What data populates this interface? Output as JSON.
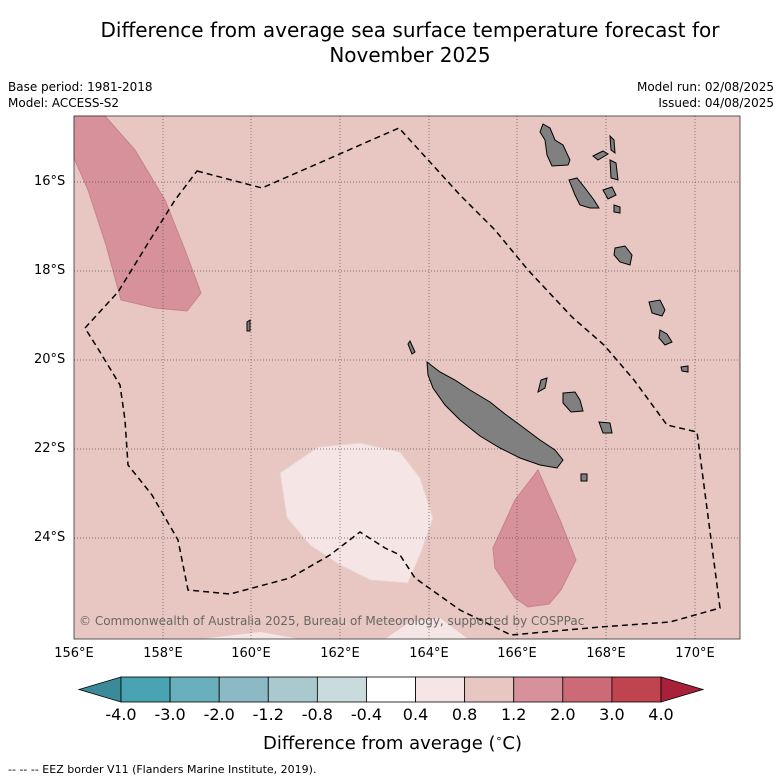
{
  "title_line1": "Difference from average sea surface temperature forecast for",
  "title_line2": "November 2025",
  "meta_left": [
    "Base period: 1981-2018",
    "Model: ACCESS-S2"
  ],
  "meta_right": [
    "Model run: 02/08/2025",
    "Issued: 04/08/2025"
  ],
  "lat_labels": [
    "16°S",
    "18°S",
    "20°S",
    "22°S",
    "24°S"
  ],
  "lon_labels": [
    "156°E",
    "158°E",
    "160°E",
    "162°E",
    "164°E",
    "166°E",
    "168°E",
    "170°E"
  ],
  "copyright": "© Commonwealth of Australia 2025, Bureau of Meteorology, supported by COSPPac",
  "colorbar": {
    "ticks": [
      "-4.0",
      "-3.0",
      "-2.0",
      "-1.2",
      "-0.8",
      "-0.4",
      "0.4",
      "0.8",
      "1.2",
      "2.0",
      "3.0",
      "4.0"
    ],
    "colors": [
      "#3a8a9a",
      "#4aa3b3",
      "#6aafbc",
      "#8cbac4",
      "#a9c9ce",
      "#c9dbdd",
      "#ffffff",
      "#f5e5e4",
      "#e8c7c3",
      "#d7919a",
      "#cc6a77",
      "#c0444f",
      "#a8203a"
    ],
    "label": "Difference from average ($^\\circ$C)"
  },
  "footnote": "-- -- -- EEZ border V11 (Flanders Marine Institute, 2019)."
}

WORK TO DO »
Each record above is to be restated exactly, with its pictures removed from the copy.

COMPLETED TASK »
What data populates this interface? Output as JSON.
{
  "title_line1": "Difference from average sea surface temperature forecast for",
  "title_line2": "November 2025",
  "meta_left": [
    "Base period: 1981-2018",
    "Model: ACCESS-S2"
  ],
  "meta_right": [
    "Model run: 02/08/2025",
    "Issued: 04/08/2025"
  ],
  "lat_labels": [
    "16°S",
    "18°S",
    "20°S",
    "22°S",
    "24°S"
  ],
  "lon_labels": [
    "156°E",
    "158°E",
    "160°E",
    "162°E",
    "164°E",
    "166°E",
    "168°E",
    "170°E"
  ],
  "copyright": "© Commonwealth of Australia 2025, Bureau of Meteorology, supported by COSPPac",
  "colorbar": {
    "ticks": [
      "-4.0",
      "-3.0",
      "-2.0",
      "-1.2",
      "-0.8",
      "-0.4",
      "0.4",
      "0.8",
      "1.2",
      "2.0",
      "3.0",
      "4.0"
    ],
    "colors": [
      "#3a8a9a",
      "#4aa3b3",
      "#6aafbc",
      "#8cbac4",
      "#a9c9ce",
      "#c9dbdd",
      "#ffffff",
      "#f5e5e4",
      "#e8c7c3",
      "#d7919a",
      "#cc6a77",
      "#c0444f",
      "#a8203a"
    ],
    "label": "Difference from average ($^\\circ$C)"
  },
  "footnote": "-- -- -- EEZ border V11 (Flanders Marine Institute, 2019)."
}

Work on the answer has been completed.